Rewrite the entries below, switching every instance of "Print Version" to "Printable Version" and keeping everything else the same. Leave the pictures out of your answer.

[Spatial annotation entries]
▬▬▬▬▬▬
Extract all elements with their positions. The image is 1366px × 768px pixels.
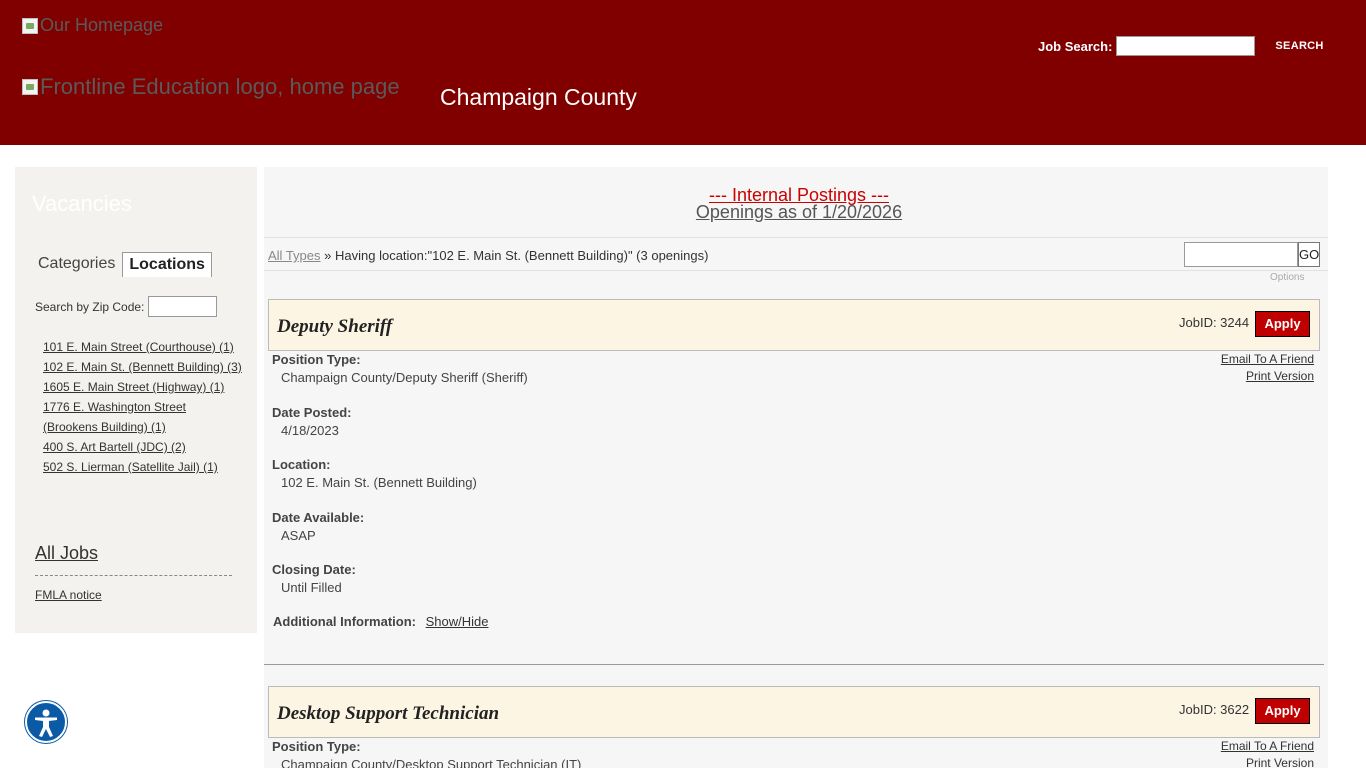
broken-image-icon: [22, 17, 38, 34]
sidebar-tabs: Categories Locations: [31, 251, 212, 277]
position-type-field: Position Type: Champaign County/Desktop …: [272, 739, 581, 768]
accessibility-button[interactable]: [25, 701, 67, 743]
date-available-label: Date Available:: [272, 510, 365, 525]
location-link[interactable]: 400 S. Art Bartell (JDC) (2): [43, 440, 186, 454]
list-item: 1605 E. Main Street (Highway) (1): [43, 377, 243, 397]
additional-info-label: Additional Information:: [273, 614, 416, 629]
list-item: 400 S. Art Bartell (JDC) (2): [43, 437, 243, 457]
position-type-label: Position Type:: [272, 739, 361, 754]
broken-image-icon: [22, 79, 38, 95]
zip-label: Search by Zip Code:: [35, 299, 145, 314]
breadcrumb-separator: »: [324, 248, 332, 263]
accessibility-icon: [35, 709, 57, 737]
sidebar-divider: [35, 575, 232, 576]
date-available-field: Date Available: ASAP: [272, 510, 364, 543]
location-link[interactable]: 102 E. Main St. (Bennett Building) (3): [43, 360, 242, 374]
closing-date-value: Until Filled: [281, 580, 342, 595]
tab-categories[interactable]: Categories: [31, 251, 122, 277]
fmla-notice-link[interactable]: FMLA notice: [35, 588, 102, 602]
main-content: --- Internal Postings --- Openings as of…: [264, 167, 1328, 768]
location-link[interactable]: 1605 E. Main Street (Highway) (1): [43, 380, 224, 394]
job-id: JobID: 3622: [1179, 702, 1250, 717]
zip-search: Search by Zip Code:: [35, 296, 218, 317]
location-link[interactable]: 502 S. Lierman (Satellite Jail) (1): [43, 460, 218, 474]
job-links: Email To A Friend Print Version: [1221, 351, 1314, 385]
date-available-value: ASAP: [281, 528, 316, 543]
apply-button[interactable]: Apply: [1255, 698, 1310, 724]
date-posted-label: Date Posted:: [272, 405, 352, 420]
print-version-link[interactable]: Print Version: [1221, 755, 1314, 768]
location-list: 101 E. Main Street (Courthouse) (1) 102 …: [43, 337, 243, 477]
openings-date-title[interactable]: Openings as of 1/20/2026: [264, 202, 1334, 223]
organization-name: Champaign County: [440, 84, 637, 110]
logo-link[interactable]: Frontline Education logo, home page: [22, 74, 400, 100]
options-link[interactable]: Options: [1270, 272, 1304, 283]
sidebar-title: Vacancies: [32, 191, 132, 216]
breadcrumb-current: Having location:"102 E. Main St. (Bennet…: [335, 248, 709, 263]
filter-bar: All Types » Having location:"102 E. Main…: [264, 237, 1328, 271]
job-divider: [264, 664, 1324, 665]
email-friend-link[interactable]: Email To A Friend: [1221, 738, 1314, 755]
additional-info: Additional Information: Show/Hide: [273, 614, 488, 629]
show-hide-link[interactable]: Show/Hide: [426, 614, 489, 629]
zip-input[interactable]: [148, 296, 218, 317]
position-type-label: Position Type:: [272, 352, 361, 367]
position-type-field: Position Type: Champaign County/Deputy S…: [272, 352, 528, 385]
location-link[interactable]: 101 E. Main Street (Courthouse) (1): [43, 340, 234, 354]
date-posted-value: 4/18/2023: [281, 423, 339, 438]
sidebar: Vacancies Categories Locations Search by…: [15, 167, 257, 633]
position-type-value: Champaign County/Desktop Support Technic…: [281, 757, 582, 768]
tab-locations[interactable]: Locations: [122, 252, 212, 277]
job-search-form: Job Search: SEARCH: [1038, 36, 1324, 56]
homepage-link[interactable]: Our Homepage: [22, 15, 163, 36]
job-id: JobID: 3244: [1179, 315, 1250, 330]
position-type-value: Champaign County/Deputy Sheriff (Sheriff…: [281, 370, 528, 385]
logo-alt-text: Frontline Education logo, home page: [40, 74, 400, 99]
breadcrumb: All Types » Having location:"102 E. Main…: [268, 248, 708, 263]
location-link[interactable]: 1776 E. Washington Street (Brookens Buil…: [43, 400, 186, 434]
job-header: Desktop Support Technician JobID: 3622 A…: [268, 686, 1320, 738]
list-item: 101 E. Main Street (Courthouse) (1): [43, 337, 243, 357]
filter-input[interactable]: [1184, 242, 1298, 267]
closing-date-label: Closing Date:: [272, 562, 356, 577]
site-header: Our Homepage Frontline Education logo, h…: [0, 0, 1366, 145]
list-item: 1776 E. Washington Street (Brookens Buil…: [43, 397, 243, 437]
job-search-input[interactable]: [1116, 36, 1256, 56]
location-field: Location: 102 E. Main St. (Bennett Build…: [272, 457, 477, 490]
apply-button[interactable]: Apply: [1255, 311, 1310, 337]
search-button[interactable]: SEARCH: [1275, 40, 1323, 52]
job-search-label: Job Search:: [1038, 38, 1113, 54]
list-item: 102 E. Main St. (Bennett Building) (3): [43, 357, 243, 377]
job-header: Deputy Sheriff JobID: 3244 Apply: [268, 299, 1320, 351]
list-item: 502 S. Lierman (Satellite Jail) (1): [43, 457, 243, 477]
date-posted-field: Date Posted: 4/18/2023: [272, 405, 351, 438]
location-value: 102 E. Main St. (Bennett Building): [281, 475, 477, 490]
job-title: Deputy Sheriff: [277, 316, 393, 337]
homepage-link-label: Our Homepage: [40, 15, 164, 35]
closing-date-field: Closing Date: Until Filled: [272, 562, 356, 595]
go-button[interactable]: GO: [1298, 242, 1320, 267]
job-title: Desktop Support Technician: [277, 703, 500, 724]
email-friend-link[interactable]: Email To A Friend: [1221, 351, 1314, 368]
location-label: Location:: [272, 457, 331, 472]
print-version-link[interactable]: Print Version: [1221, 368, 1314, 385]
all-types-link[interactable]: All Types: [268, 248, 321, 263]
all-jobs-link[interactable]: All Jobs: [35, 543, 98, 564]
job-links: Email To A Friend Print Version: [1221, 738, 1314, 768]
▬▬▬▬▬▬
- **Reply to the exercise**
Extract all elements with their positions. The image is 1366px × 768px pixels.
broken-image-icon: [22, 17, 38, 34]
sidebar-tabs: Categories Locations: [31, 251, 212, 277]
position-type-field: Position Type: Champaign County/Desktop …: [272, 739, 581, 768]
accessibility-button[interactable]: [25, 701, 67, 743]
date-available-label: Date Available:: [272, 510, 365, 525]
location-link[interactable]: 400 S. Art Bartell (JDC) (2): [43, 440, 186, 454]
list-item: 1605 E. Main Street (Highway) (1): [43, 377, 243, 397]
additional-info-label: Additional Information:: [273, 614, 416, 629]
list-item: 400 S. Art Bartell (JDC) (2): [43, 437, 243, 457]
position-type-label: Position Type:: [272, 739, 361, 754]
broken-image-icon: [22, 79, 38, 95]
zip-label: Search by Zip Code:: [35, 299, 145, 314]
breadcrumb-separator: »: [324, 248, 332, 263]
accessibility-icon: [35, 709, 57, 737]
sidebar-divider: [35, 575, 232, 576]
date-available-field: Date Available: ASAP: [272, 510, 364, 543]
location-link[interactable]: 102 E. Main St. (Bennett Building) (3): [43, 360, 242, 374]
closing-date-value: Until Filled: [281, 580, 342, 595]
tab-categories[interactable]: Categories: [31, 251, 122, 277]
fmla-notice-link[interactable]: FMLA notice: [35, 588, 102, 602]
main-content: --- Internal Postings --- Openings as of…: [264, 167, 1328, 768]
location-link[interactable]: 1605 E. Main Street (Highway) (1): [43, 380, 224, 394]
job-id: JobID: 3622: [1179, 702, 1250, 717]
zip-search: Search by Zip Code:: [35, 296, 218, 317]
location-link[interactable]: 502 S. Lierman (Satellite Jail) (1): [43, 460, 218, 474]
job-links: Email To A Friend Printable Version: [1221, 351, 1314, 385]
date-available-value: ASAP: [281, 528, 316, 543]
apply-button[interactable]: Apply: [1255, 698, 1310, 724]
date-posted-label: Date Posted:: [272, 405, 352, 420]
print-version-link[interactable]: Printable Version: [1221, 755, 1314, 768]
location-list: 101 E. Main Street (Courthouse) (1) 102 …: [43, 337, 243, 477]
openings-date-title[interactable]: Openings as of 1/20/2026: [264, 202, 1334, 223]
organization-name: Champaign County: [440, 84, 637, 110]
logo-link[interactable]: Frontline Education logo, home page: [22, 74, 400, 100]
options-link[interactable]: Options: [1270, 272, 1304, 283]
sidebar-title: Vacancies: [32, 191, 132, 216]
breadcrumb-current: Having location:"102 E. Main St. (Bennet…: [335, 248, 709, 263]
filter-bar: All Types » Having location:"102 E. Main…: [264, 237, 1328, 271]
job-divider: [264, 664, 1324, 665]
email-friend-link[interactable]: Email To A Friend: [1221, 738, 1314, 755]
additional-info: Additional Information: Show/Hide: [273, 614, 488, 629]
show-hide-link[interactable]: Show/Hide: [426, 614, 489, 629]
zip-input[interactable]: [148, 296, 218, 317]
position-type-label: Position Type:: [272, 352, 361, 367]
position-type-field: Position Type: Champaign County/Deputy S…: [272, 352, 528, 385]
location-link[interactable]: 101 E. Main Street (Courthouse) (1): [43, 340, 234, 354]
date-posted-value: 4/18/2023: [281, 423, 339, 438]
sidebar: Vacancies Categories Locations Search by…: [15, 167, 257, 633]
position-type-value: Champaign County/Desktop Support Technic…: [281, 757, 582, 768]
tab-locations[interactable]: Locations: [122, 252, 212, 277]
job-search-form: Job Search: SEARCH: [1038, 36, 1324, 56]
homepage-link[interactable]: Our Homepage: [22, 15, 163, 36]
job-id: JobID: 3244: [1179, 315, 1250, 330]
position-type-value: Champaign County/Deputy Sheriff (Sheriff…: [281, 370, 528, 385]
logo-alt-text: Frontline Education logo, home page: [40, 74, 400, 99]
breadcrumb: All Types » Having location:"102 E. Main…: [268, 248, 708, 263]
location-link[interactable]: 1776 E. Washington Street (Brookens Buil…: [43, 400, 186, 434]
job-header: Desktop Support Technician JobID: 3622 A…: [268, 686, 1320, 738]
list-item: 101 E. Main Street (Courthouse) (1): [43, 337, 243, 357]
filter-input[interactable]: [1184, 242, 1298, 267]
closing-date-label: Closing Date:: [272, 562, 356, 577]
site-header: Our Homepage Frontline Education logo, h…: [0, 0, 1366, 145]
list-item: 1776 E. Washington Street (Brookens Buil…: [43, 397, 243, 437]
job-search-input[interactable]: [1116, 36, 1256, 56]
location-field: Location: 102 E. Main St. (Bennett Build…: [272, 457, 477, 490]
apply-button[interactable]: Apply: [1255, 311, 1310, 337]
search-button[interactable]: SEARCH: [1275, 40, 1323, 52]
job-search-label: Job Search:: [1038, 38, 1113, 54]
list-item: 102 E. Main St. (Bennett Building) (3): [43, 357, 243, 377]
job-header: Deputy Sheriff JobID: 3244 Apply: [268, 299, 1320, 351]
list-item: 502 S. Lierman (Satellite Jail) (1): [43, 457, 243, 477]
date-posted-field: Date Posted: 4/18/2023: [272, 405, 351, 438]
location-value: 102 E. Main St. (Bennett Building): [281, 475, 477, 490]
job-title: Deputy Sheriff: [277, 316, 393, 337]
homepage-link-label: Our Homepage: [40, 15, 164, 35]
closing-date-field: Closing Date: Until Filled: [272, 562, 356, 595]
go-button[interactable]: GO: [1298, 242, 1320, 267]
job-title: Desktop Support Technician: [277, 703, 500, 724]
email-friend-link[interactable]: Email To A Friend: [1221, 351, 1314, 368]
location-label: Location:: [272, 457, 331, 472]
print-version-link[interactable]: Printable Version: [1221, 368, 1314, 385]
all-types-link[interactable]: All Types: [268, 248, 321, 263]
all-jobs-link[interactable]: All Jobs: [35, 543, 98, 564]
job-links: Email To A Friend Printable Version: [1221, 738, 1314, 768]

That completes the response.